WRITTEN EXERCISE:
Where a line contains the word "triangle", copy that line.

——

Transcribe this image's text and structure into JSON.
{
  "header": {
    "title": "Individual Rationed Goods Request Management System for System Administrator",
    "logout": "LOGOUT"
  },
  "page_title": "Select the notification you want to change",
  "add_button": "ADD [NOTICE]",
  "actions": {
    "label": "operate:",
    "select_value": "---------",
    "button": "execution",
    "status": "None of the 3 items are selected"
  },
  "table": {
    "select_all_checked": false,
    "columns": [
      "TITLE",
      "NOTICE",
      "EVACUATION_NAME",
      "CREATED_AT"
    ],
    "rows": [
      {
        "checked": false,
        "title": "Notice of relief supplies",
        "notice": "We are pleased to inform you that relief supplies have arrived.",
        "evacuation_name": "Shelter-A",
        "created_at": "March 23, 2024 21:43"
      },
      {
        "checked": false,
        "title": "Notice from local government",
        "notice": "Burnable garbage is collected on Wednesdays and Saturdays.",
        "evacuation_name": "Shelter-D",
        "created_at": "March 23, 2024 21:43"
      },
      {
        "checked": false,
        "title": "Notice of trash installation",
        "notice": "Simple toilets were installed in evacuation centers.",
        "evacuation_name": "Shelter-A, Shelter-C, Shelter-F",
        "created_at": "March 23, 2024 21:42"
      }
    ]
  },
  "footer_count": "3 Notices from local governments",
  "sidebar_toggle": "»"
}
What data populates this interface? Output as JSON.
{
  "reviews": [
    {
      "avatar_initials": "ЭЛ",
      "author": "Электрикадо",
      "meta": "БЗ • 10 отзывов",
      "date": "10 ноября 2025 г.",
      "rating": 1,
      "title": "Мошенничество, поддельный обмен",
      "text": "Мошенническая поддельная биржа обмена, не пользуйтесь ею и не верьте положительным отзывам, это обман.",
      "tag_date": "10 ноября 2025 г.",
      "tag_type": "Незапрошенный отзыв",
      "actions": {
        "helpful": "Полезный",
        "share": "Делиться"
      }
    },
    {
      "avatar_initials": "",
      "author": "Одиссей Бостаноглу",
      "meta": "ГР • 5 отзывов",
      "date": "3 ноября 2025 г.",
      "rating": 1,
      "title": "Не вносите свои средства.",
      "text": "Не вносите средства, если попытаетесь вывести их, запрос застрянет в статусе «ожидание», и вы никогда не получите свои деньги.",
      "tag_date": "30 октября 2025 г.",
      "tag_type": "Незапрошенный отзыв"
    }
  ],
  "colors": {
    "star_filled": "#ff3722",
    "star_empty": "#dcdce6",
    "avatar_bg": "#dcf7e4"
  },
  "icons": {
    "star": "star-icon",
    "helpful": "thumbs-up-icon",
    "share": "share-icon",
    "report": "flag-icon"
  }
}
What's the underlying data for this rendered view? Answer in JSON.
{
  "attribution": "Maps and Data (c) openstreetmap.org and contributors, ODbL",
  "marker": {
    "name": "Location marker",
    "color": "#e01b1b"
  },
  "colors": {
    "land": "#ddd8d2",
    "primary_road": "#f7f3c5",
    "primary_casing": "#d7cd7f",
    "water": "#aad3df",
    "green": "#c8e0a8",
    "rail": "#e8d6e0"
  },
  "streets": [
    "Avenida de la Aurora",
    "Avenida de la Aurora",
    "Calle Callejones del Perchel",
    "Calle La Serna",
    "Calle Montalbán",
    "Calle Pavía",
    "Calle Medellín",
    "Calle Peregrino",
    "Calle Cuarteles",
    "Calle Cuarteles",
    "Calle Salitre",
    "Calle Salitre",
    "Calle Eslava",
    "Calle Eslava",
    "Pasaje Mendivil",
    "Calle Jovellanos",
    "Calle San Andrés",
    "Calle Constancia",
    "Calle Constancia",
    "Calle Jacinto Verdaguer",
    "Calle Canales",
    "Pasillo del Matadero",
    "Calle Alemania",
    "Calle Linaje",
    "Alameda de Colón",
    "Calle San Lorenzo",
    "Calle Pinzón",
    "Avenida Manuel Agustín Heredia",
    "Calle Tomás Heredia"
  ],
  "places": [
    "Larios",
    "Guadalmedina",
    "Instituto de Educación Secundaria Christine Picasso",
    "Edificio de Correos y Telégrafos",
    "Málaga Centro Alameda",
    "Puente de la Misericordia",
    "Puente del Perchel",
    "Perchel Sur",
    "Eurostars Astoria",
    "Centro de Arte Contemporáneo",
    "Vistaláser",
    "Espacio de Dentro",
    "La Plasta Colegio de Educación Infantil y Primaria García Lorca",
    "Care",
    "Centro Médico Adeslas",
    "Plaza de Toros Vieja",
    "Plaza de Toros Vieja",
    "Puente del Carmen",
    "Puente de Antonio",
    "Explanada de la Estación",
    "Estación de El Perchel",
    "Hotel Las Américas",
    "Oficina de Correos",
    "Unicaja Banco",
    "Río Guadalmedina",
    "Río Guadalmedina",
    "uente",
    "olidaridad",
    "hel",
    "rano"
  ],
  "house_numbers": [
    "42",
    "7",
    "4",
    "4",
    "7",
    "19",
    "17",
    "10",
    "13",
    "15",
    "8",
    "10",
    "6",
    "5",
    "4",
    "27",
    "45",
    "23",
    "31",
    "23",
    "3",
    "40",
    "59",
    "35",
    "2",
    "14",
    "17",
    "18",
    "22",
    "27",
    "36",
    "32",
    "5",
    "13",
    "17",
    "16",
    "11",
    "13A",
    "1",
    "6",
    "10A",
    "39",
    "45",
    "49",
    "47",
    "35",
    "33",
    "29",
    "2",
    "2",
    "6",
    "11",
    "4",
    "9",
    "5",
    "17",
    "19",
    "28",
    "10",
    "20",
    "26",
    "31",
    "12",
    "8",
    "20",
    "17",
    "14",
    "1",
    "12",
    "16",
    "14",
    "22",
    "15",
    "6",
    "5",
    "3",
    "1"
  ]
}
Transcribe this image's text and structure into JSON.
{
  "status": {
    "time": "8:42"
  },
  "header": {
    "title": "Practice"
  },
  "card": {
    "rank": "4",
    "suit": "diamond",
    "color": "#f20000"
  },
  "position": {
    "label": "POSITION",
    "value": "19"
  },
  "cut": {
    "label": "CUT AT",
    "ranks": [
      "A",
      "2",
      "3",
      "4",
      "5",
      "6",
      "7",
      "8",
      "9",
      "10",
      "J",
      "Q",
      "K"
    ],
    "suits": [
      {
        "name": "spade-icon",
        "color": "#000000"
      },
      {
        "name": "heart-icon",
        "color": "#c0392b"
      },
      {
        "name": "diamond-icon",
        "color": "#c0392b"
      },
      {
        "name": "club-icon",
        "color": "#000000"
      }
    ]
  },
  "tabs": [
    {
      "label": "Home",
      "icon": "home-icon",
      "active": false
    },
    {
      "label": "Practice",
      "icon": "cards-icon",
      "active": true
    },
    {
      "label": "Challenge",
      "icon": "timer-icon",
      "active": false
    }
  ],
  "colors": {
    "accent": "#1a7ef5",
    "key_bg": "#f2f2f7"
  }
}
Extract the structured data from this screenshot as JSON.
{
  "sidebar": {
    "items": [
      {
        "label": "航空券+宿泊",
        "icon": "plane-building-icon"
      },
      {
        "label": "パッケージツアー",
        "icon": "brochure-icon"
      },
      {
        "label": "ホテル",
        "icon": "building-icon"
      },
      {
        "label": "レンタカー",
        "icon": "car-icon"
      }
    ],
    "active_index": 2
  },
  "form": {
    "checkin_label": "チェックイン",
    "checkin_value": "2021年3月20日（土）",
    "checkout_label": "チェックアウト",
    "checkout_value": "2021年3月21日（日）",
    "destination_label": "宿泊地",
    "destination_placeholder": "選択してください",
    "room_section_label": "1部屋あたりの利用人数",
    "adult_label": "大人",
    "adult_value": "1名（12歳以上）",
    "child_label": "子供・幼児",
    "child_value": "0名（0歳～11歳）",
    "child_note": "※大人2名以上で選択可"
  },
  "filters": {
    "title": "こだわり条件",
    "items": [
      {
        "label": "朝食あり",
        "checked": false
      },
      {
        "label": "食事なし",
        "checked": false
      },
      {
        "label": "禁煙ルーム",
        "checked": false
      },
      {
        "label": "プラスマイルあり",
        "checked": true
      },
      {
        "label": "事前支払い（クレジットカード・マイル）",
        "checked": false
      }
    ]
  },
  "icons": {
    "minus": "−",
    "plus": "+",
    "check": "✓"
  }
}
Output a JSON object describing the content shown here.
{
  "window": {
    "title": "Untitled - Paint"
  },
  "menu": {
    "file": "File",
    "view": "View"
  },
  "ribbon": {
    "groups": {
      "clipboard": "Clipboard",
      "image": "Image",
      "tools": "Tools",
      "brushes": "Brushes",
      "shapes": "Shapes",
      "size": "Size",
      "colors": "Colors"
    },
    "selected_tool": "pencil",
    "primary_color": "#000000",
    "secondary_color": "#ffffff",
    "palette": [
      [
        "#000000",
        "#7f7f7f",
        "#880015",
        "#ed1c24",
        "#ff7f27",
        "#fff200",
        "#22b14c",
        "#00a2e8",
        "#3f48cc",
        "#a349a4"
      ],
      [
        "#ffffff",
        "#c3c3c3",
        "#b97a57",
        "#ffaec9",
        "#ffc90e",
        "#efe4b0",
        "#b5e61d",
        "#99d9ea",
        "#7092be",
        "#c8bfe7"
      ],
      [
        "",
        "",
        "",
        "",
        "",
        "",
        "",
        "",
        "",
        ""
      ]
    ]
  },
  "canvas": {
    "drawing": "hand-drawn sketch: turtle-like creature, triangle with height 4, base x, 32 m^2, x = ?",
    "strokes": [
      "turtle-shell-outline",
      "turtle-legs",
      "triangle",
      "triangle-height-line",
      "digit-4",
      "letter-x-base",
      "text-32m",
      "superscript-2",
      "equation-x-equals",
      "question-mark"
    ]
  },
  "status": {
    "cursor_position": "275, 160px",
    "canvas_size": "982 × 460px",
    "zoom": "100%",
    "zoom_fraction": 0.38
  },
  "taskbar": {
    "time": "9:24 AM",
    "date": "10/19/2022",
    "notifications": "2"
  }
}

——

OUTPUT OF THE TASK:
    "drawing": "hand-drawn sketch: turtle-like creature, triangle with height 4, base x, 32 m^2, x = ?",
      "triangle",
      "triangle-height-line",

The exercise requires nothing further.